---------- LISTED ENTRIES ----------

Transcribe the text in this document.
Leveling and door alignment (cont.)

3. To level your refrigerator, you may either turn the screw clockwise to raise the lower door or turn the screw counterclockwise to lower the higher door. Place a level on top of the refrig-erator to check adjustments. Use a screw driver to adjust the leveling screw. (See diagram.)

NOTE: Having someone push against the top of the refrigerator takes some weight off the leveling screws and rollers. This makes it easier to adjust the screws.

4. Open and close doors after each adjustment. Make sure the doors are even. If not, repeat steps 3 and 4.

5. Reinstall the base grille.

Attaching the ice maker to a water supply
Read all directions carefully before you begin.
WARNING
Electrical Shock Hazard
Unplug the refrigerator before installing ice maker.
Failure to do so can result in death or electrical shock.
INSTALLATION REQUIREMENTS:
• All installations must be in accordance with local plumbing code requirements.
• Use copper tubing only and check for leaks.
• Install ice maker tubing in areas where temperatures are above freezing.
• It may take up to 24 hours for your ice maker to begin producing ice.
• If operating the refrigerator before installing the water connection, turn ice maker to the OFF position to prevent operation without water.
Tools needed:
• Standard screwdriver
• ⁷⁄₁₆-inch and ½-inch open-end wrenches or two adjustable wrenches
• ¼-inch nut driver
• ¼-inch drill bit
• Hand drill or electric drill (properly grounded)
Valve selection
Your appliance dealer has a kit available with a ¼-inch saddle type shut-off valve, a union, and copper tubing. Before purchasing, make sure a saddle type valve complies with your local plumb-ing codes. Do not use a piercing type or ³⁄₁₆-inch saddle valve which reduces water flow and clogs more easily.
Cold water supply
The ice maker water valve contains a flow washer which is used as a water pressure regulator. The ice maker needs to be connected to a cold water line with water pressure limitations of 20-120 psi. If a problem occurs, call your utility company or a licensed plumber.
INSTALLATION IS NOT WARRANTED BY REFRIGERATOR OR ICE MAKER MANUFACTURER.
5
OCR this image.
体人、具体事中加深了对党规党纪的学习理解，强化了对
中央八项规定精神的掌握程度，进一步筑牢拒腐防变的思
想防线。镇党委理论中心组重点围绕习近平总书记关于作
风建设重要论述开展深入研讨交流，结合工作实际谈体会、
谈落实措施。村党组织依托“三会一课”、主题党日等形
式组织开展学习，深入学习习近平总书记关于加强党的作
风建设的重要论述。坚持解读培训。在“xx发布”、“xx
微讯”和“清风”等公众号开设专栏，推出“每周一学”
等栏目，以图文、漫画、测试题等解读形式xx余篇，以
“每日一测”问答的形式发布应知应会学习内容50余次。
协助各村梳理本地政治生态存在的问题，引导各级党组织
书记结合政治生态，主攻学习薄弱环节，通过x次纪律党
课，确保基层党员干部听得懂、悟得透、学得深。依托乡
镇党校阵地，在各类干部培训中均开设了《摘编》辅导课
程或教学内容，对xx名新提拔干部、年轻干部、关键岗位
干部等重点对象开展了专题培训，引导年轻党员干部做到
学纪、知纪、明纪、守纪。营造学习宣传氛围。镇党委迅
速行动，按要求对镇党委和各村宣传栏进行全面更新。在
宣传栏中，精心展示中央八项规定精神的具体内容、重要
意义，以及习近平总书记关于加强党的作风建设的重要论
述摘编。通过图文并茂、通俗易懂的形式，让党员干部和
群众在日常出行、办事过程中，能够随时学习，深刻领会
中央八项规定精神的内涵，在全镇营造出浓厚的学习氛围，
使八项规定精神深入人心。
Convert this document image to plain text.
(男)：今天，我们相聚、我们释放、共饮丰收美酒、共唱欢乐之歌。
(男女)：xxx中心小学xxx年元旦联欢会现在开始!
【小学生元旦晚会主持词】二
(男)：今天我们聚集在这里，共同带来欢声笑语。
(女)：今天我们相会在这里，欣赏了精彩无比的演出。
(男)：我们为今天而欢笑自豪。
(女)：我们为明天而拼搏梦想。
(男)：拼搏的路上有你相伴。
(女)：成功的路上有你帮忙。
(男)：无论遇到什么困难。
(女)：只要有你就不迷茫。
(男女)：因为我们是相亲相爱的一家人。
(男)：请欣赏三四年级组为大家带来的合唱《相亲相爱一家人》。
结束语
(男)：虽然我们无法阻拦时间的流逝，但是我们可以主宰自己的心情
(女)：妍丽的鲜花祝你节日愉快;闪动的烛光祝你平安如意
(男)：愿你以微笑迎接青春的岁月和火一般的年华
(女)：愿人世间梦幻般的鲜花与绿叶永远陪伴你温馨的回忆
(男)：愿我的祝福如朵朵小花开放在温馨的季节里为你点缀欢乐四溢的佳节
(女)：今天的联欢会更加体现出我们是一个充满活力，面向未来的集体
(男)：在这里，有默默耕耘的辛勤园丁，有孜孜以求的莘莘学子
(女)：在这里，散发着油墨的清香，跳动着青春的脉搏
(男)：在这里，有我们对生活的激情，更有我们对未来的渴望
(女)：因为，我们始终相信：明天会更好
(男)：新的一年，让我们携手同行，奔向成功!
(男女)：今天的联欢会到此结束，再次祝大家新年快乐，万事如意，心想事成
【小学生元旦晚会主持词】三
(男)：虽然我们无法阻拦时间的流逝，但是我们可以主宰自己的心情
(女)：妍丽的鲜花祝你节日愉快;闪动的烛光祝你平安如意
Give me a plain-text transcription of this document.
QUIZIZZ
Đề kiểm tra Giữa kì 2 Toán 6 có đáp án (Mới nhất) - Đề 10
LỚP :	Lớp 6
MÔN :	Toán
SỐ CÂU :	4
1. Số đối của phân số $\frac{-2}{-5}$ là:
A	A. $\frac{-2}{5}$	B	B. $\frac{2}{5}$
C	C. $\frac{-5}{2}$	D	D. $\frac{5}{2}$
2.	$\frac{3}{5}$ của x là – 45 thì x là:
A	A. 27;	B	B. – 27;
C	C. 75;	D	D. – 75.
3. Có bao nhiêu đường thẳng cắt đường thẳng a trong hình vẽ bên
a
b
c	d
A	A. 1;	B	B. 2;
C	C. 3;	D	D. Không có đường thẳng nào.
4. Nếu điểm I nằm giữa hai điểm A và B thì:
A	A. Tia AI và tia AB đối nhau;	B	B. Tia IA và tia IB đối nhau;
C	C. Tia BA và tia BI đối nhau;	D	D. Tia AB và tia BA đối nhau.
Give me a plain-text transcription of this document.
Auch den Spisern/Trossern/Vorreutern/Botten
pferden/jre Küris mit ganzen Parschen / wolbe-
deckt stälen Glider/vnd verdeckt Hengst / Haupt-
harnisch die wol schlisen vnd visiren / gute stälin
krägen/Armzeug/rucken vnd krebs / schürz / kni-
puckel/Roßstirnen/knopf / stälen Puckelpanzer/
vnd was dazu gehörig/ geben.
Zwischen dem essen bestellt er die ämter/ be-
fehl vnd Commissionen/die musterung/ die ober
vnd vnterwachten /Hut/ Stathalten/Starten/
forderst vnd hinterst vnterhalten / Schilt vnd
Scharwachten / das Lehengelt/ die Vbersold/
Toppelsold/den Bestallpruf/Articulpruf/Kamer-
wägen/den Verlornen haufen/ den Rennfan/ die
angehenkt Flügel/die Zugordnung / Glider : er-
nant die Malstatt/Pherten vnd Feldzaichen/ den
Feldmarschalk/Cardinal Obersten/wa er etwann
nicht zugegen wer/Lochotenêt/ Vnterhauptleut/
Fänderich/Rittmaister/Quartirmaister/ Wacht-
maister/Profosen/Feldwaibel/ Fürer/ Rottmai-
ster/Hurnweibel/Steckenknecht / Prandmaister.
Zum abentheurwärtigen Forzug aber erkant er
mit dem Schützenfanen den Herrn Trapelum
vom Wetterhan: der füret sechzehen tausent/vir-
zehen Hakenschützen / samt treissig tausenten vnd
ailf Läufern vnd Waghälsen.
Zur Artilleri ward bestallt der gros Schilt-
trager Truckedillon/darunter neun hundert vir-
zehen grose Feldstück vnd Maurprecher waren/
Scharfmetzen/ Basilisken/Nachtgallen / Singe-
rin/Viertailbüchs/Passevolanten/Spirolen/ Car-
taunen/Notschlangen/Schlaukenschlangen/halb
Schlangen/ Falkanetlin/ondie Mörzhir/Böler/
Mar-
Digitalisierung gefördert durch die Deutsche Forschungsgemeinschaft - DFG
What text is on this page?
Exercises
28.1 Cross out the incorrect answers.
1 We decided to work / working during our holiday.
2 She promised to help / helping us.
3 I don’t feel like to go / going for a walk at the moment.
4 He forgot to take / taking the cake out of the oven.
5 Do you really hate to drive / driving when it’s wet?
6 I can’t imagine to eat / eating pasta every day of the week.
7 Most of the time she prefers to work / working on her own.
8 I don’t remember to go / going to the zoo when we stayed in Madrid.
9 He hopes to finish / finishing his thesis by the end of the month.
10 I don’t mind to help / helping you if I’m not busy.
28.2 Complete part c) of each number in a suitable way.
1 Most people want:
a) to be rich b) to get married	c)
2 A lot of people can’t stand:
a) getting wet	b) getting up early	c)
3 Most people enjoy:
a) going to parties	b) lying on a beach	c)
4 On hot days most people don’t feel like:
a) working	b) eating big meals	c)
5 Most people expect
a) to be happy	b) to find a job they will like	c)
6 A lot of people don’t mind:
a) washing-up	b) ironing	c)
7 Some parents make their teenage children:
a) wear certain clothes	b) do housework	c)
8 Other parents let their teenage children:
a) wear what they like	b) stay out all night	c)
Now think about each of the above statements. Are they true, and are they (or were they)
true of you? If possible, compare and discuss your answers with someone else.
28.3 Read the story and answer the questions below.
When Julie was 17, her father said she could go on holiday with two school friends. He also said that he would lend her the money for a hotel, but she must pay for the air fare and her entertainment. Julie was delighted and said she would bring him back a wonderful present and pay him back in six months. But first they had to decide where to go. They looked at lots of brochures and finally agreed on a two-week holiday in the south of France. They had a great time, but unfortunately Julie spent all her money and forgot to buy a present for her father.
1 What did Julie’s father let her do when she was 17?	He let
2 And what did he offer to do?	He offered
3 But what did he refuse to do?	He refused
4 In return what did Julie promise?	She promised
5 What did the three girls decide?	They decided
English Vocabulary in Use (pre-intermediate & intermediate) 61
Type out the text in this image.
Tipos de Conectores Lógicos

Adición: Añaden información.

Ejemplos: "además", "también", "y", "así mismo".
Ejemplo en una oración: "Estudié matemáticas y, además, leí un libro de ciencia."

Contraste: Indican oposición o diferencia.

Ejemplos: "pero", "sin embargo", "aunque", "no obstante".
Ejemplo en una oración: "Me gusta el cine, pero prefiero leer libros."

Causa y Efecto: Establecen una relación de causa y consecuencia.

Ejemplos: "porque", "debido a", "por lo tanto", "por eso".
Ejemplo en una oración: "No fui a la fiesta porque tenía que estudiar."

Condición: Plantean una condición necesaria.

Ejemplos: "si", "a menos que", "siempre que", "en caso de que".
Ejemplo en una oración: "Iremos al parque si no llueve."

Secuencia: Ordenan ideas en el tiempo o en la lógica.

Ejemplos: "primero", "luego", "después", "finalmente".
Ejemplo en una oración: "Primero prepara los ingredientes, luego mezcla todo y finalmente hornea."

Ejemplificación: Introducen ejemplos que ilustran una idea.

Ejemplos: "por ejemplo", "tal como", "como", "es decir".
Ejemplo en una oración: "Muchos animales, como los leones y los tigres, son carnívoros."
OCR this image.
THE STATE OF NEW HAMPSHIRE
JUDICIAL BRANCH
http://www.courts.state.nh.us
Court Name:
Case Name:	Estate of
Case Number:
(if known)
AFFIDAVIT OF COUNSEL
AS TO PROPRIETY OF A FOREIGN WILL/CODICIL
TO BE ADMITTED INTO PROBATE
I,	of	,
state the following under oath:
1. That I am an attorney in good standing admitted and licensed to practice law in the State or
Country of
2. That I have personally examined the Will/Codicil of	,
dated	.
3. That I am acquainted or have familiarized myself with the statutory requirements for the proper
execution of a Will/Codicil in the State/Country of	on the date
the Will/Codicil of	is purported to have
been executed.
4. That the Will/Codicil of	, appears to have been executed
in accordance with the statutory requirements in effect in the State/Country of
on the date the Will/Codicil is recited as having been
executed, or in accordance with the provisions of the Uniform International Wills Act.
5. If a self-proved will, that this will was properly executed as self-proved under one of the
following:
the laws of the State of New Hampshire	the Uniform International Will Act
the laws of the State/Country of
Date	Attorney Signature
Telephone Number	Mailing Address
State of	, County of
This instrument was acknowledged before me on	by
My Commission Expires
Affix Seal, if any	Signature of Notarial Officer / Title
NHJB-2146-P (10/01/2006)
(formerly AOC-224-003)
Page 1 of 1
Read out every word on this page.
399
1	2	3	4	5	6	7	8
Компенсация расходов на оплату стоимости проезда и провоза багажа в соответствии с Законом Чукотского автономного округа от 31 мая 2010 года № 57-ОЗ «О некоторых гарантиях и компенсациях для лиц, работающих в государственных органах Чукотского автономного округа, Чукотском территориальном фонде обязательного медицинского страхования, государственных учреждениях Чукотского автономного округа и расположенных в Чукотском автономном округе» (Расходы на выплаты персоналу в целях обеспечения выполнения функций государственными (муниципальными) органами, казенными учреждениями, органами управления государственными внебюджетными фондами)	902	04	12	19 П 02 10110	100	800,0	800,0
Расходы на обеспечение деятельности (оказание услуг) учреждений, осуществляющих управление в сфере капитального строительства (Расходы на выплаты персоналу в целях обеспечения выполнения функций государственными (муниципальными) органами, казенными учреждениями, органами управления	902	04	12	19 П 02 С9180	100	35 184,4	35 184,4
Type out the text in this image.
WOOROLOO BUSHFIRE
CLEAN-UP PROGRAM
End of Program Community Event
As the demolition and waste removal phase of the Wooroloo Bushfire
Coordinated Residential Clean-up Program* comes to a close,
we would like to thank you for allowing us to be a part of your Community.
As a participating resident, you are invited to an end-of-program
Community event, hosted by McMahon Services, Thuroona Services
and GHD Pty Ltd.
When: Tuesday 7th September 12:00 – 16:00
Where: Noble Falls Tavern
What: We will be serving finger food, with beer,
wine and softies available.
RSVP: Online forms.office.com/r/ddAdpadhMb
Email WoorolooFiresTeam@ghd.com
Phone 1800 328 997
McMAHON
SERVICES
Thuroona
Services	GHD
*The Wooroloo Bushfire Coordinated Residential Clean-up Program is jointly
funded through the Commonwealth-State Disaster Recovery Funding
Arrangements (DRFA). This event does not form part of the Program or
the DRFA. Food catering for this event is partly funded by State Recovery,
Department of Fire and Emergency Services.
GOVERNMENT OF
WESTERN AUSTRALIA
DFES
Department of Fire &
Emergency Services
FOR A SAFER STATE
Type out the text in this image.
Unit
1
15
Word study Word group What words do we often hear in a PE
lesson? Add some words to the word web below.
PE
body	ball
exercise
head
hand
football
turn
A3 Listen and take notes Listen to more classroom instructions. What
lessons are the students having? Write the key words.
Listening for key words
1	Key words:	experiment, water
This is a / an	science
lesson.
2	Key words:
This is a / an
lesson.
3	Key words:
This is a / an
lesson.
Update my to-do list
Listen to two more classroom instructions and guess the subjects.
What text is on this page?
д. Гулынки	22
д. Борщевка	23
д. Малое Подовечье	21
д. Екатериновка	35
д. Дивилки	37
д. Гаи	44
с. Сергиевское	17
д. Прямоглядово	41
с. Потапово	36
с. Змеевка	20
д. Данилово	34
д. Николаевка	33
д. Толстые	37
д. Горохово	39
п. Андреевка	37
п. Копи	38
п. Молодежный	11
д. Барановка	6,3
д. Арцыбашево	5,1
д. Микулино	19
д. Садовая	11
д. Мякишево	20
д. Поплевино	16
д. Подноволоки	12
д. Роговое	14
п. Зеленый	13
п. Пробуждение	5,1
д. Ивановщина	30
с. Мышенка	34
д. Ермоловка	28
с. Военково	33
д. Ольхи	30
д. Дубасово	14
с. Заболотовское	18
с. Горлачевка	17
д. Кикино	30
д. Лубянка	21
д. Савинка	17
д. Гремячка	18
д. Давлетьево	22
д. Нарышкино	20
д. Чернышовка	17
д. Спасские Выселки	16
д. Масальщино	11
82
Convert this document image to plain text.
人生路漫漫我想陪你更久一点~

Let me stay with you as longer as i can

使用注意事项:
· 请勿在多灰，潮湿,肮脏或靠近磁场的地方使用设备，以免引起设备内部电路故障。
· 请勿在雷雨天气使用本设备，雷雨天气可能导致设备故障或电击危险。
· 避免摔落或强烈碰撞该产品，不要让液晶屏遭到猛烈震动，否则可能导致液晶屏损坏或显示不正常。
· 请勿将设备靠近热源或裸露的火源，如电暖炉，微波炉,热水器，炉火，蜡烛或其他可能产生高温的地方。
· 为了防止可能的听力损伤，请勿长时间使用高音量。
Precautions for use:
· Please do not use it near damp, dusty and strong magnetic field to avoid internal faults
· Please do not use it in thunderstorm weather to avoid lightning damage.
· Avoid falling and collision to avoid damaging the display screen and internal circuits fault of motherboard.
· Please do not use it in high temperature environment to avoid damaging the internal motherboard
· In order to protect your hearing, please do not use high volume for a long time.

----------

** BRIEF **
Collect each line containing the string "frac".

** FINAL ANSWER **
1. Số đối của phân số $\frac{-2}{-5}$ là:
A	A. $\frac{-2}{5}$	B	B. $\frac{2}{5}$
C	C. $\frac{-5}{2}$	D	D. $\frac{5}{2}$
2.	$\frac{3}{5}$ của x là – 45 thì x là:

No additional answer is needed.